* _DATA PROVIDED_

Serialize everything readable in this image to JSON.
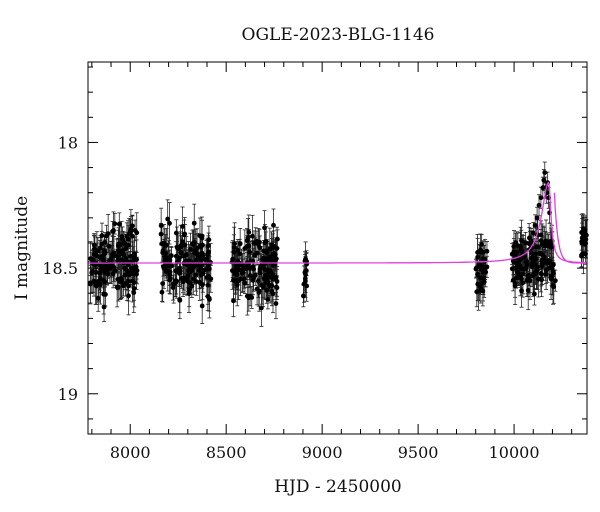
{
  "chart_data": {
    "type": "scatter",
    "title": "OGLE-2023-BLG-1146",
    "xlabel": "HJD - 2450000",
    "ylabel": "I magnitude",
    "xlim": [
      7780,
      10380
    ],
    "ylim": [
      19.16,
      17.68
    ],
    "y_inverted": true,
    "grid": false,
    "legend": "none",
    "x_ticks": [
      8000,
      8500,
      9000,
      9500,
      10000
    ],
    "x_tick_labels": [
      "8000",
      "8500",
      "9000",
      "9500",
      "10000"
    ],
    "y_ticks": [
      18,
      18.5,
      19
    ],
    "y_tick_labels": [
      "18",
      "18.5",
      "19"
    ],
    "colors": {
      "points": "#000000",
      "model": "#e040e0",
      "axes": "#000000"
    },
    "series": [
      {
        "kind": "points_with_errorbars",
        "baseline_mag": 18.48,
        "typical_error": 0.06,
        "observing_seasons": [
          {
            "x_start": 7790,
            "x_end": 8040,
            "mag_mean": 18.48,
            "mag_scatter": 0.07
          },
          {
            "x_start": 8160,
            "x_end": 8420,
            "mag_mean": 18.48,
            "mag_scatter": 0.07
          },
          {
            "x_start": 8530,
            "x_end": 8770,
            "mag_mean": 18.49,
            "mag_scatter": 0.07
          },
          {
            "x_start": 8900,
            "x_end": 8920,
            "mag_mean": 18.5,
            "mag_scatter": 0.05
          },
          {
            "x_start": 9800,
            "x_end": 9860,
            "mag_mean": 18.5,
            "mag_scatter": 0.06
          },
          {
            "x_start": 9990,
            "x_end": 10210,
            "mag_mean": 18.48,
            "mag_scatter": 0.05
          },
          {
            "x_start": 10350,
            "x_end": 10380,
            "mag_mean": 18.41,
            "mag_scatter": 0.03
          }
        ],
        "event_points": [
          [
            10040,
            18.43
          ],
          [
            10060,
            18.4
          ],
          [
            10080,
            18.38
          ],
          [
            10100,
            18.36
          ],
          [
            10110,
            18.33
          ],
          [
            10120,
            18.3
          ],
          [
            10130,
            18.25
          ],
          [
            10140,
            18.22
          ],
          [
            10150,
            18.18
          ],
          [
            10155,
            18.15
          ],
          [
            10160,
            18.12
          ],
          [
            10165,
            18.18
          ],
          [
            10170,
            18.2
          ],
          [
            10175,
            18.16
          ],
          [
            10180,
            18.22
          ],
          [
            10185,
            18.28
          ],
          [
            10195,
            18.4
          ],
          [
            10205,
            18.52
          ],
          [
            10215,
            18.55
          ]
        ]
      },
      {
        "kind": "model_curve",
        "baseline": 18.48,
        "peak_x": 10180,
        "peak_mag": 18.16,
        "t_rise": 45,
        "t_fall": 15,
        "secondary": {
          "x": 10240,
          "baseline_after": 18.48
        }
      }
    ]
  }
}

* _SHORT PROBLEM_
Every entry must be written out exactly, with all pictures left out.

* _TASK RESULT_
Serialize everything readable in this image to JSON.
{
  "chart_data": {
    "type": "scatter",
    "title": "OGLE-2023-BLG-1146",
    "xlabel": "HJD - 2450000",
    "ylabel": "I magnitude",
    "xlim": [
      7780,
      10380
    ],
    "ylim": [
      19.16,
      17.68
    ],
    "y_inverted": true,
    "grid": false,
    "legend": "none",
    "x_ticks": [
      8000,
      8500,
      9000,
      9500,
      10000
    ],
    "x_tick_labels": [
      "8000",
      "8500",
      "9000",
      "9500",
      "10000"
    ],
    "y_ticks": [
      18,
      18.5,
      19
    ],
    "y_tick_labels": [
      "18",
      "18.5",
      "19"
    ],
    "colors": {
      "points": "#000000",
      "model": "#e040e0",
      "axes": "#000000"
    },
    "series": [
      {
        "kind": "points_with_errorbars",
        "baseline_mag": 18.48,
        "typical_error": 0.06,
        "observing_seasons": [
          {
            "x_start": 7790,
            "x_end": 8040,
            "mag_mean": 18.48,
            "mag_scatter": 0.07
          },
          {
            "x_start": 8160,
            "x_end": 8420,
            "mag_mean": 18.48,
            "mag_scatter": 0.07
          },
          {
            "x_start": 8530,
            "x_end": 8770,
            "mag_mean": 18.49,
            "mag_scatter": 0.07
          },
          {
            "x_start": 8900,
            "x_end": 8920,
            "mag_mean": 18.5,
            "mag_scatter": 0.05
          },
          {
            "x_start": 9800,
            "x_end": 9860,
            "mag_mean": 18.5,
            "mag_scatter": 0.06
          },
          {
            "x_start": 9990,
            "x_end": 10210,
            "mag_mean": 18.48,
            "mag_scatter": 0.05
          },
          {
            "x_start": 10350,
            "x_end": 10380,
            "mag_mean": 18.41,
            "mag_scatter": 0.03
          }
        ],
        "event_points": [
          [
            10040,
            18.43
          ],
          [
            10060,
            18.4
          ],
          [
            10080,
            18.38
          ],
          [
            10100,
            18.36
          ],
          [
            10110,
            18.33
          ],
          [
            10120,
            18.3
          ],
          [
            10130,
            18.25
          ],
          [
            10140,
            18.22
          ],
          [
            10150,
            18.18
          ],
          [
            10155,
            18.15
          ],
          [
            10160,
            18.12
          ],
          [
            10165,
            18.18
          ],
          [
            10170,
            18.2
          ],
          [
            10175,
            18.16
          ],
          [
            10180,
            18.22
          ],
          [
            10185,
            18.28
          ],
          [
            10195,
            18.4
          ],
          [
            10205,
            18.52
          ],
          [
            10215,
            18.55
          ]
        ]
      },
      {
        "kind": "model_curve",
        "baseline": 18.48,
        "peak_x": 10180,
        "peak_mag": 18.16,
        "t_rise": 45,
        "t_fall": 15,
        "secondary": {
          "x": 10240,
          "baseline_after": 18.48
        }
      }
    ]
  }
}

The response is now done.